● Problem:
Reproduce the lines of the material exactly, excluding every image.

● Data supplied:
----
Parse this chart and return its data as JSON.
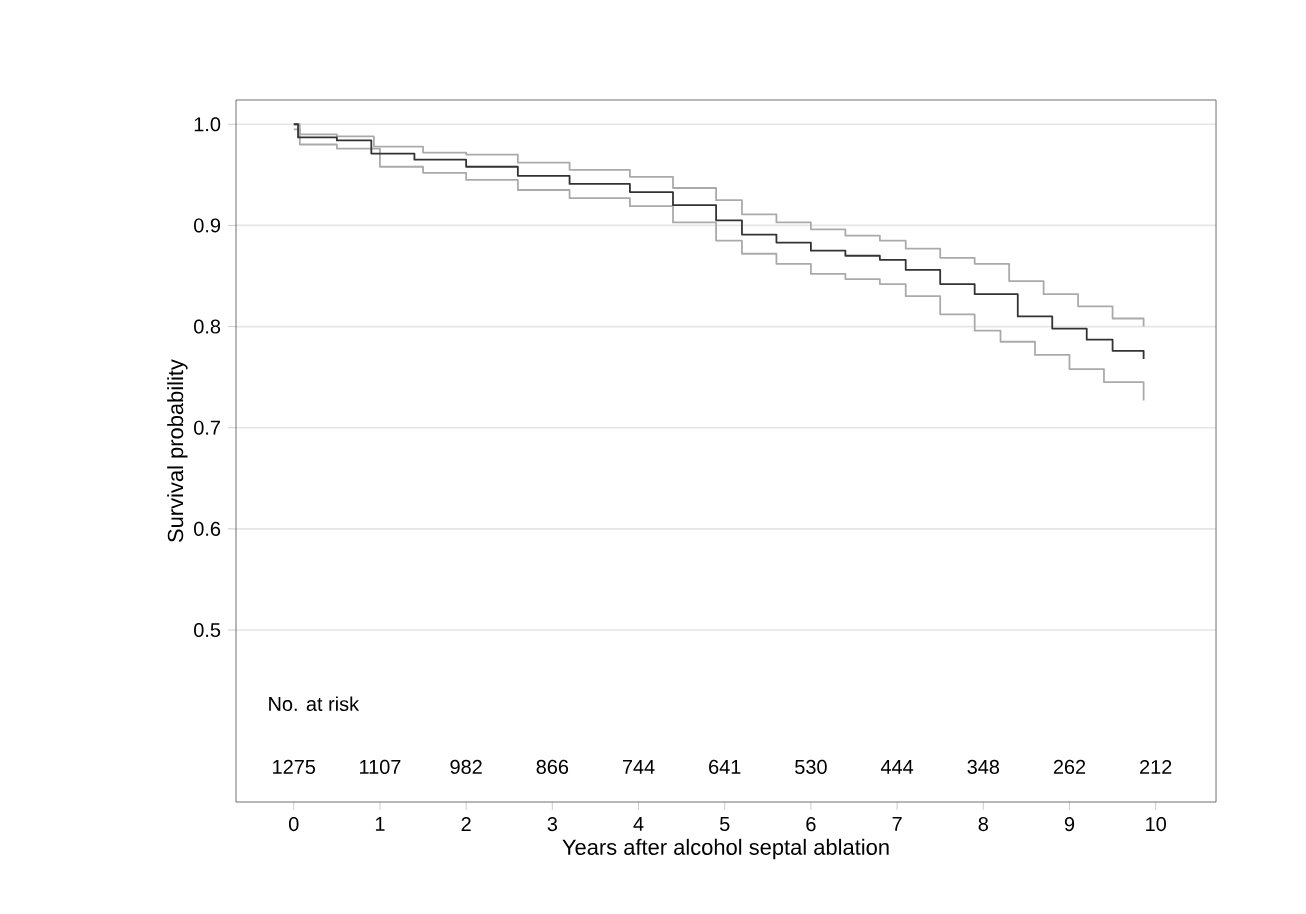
{
  "chart_data": {
    "type": "step",
    "xlabel": "Years after alcohol septal ablation",
    "ylabel": "Survival probability",
    "xlim": [
      -0.67,
      10.7
    ],
    "ylim": [
      0.33,
      1.024
    ],
    "xticks": [
      0,
      1,
      2,
      3,
      4,
      5,
      6,
      7,
      8,
      9,
      10
    ],
    "yticks": [
      {
        "value": 0.5,
        "label": "0.5"
      },
      {
        "value": 0.6,
        "label": "0.6"
      },
      {
        "value": 0.7,
        "label": "0.7"
      },
      {
        "value": 0.8,
        "label": "0.8"
      },
      {
        "value": 0.9,
        "label": "0.9"
      },
      {
        "value": 1,
        "label": "1.0"
      }
    ],
    "grid": "y",
    "marker": "none",
    "line_style": "solid",
    "series": [
      {
        "color": "#aaaaaa",
        "x": [
          0,
          0.07,
          0.5,
          1.0,
          1.5,
          2.0,
          2.6,
          3.2,
          3.9,
          4.4,
          4.9,
          5.2,
          5.6,
          6.0,
          6.4,
          6.8,
          7.1,
          7.5,
          7.9,
          8.2,
          8.6,
          9.0,
          9.4,
          9.86
        ],
        "values": [
          0.995,
          0.98,
          0.976,
          0.958,
          0.952,
          0.945,
          0.935,
          0.927,
          0.919,
          0.903,
          0.885,
          0.872,
          0.862,
          0.852,
          0.847,
          0.842,
          0.83,
          0.812,
          0.796,
          0.785,
          0.772,
          0.758,
          0.745,
          0.727
        ]
      },
      {
        "color": "#aaaaaa",
        "x": [
          0,
          0.07,
          0.5,
          0.93,
          1.5,
          2.0,
          2.6,
          3.2,
          3.9,
          4.4,
          4.9,
          5.2,
          5.6,
          6.0,
          6.4,
          6.8,
          7.1,
          7.5,
          7.9,
          8.3,
          8.7,
          9.1,
          9.5,
          9.86
        ],
        "values": [
          1.0,
          0.99,
          0.988,
          0.978,
          0.972,
          0.97,
          0.962,
          0.955,
          0.948,
          0.937,
          0.925,
          0.911,
          0.903,
          0.896,
          0.89,
          0.885,
          0.877,
          0.868,
          0.862,
          0.845,
          0.832,
          0.82,
          0.808,
          0.8
        ]
      },
      {
        "color": "#333333",
        "x": [
          0,
          0.05,
          0.5,
          0.9,
          1.4,
          2.0,
          2.6,
          3.2,
          3.9,
          4.4,
          4.9,
          5.2,
          5.6,
          6.0,
          6.4,
          6.8,
          7.1,
          7.5,
          7.9,
          8.4,
          8.8,
          9.2,
          9.5,
          9.86
        ],
        "values": [
          1.0,
          0.987,
          0.984,
          0.971,
          0.965,
          0.958,
          0.949,
          0.941,
          0.933,
          0.92,
          0.905,
          0.891,
          0.883,
          0.875,
          0.87,
          0.866,
          0.856,
          0.842,
          0.832,
          0.81,
          0.798,
          0.787,
          0.776,
          0.768
        ]
      }
    ],
    "annotations": [
      "No. at risk",
      "1275",
      "1107",
      "982",
      "866",
      "744",
      "641",
      "530",
      "444",
      "348",
      "262",
      "212"
    ]
  }
}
----
● Exercise output:
Parse this chart and return its data as JSON.
{
  "chart_data": {
    "type": "step",
    "xlabel": "Years after alcohol septal ablation",
    "ylabel": "Survival probability",
    "xlim": [
      -0.67,
      10.7
    ],
    "ylim": [
      0.33,
      1.024
    ],
    "xticks": [
      0,
      1,
      2,
      3,
      4,
      5,
      6,
      7,
      8,
      9,
      10
    ],
    "yticks": [
      {
        "value": 0.5,
        "label": "0.5"
      },
      {
        "value": 0.6,
        "label": "0.6"
      },
      {
        "value": 0.7,
        "label": "0.7"
      },
      {
        "value": 0.8,
        "label": "0.8"
      },
      {
        "value": 0.9,
        "label": "0.9"
      },
      {
        "value": 1,
        "label": "1.0"
      }
    ],
    "grid": "y",
    "marker": "none",
    "line_style": "solid",
    "series": [
      {
        "color": "#aaaaaa",
        "x": [
          0,
          0.07,
          0.5,
          1.0,
          1.5,
          2.0,
          2.6,
          3.2,
          3.9,
          4.4,
          4.9,
          5.2,
          5.6,
          6.0,
          6.4,
          6.8,
          7.1,
          7.5,
          7.9,
          8.2,
          8.6,
          9.0,
          9.4,
          9.86
        ],
        "values": [
          0.995,
          0.98,
          0.976,
          0.958,
          0.952,
          0.945,
          0.935,
          0.927,
          0.919,
          0.903,
          0.885,
          0.872,
          0.862,
          0.852,
          0.847,
          0.842,
          0.83,
          0.812,
          0.796,
          0.785,
          0.772,
          0.758,
          0.745,
          0.727
        ]
      },
      {
        "color": "#aaaaaa",
        "x": [
          0,
          0.07,
          0.5,
          0.93,
          1.5,
          2.0,
          2.6,
          3.2,
          3.9,
          4.4,
          4.9,
          5.2,
          5.6,
          6.0,
          6.4,
          6.8,
          7.1,
          7.5,
          7.9,
          8.3,
          8.7,
          9.1,
          9.5,
          9.86
        ],
        "values": [
          1.0,
          0.99,
          0.988,
          0.978,
          0.972,
          0.97,
          0.962,
          0.955,
          0.948,
          0.937,
          0.925,
          0.911,
          0.903,
          0.896,
          0.89,
          0.885,
          0.877,
          0.868,
          0.862,
          0.845,
          0.832,
          0.82,
          0.808,
          0.8
        ]
      },
      {
        "color": "#333333",
        "x": [
          0,
          0.05,
          0.5,
          0.9,
          1.4,
          2.0,
          2.6,
          3.2,
          3.9,
          4.4,
          4.9,
          5.2,
          5.6,
          6.0,
          6.4,
          6.8,
          7.1,
          7.5,
          7.9,
          8.4,
          8.8,
          9.2,
          9.5,
          9.86
        ],
        "values": [
          1.0,
          0.987,
          0.984,
          0.971,
          0.965,
          0.958,
          0.949,
          0.941,
          0.933,
          0.92,
          0.905,
          0.891,
          0.883,
          0.875,
          0.87,
          0.866,
          0.856,
          0.842,
          0.832,
          0.81,
          0.798,
          0.787,
          0.776,
          0.768
        ]
      }
    ],
    "annotations": [
      "No. at risk",
      "1275",
      "1107",
      "982",
      "866",
      "744",
      "641",
      "530",
      "444",
      "348",
      "262",
      "212"
    ]
  }
}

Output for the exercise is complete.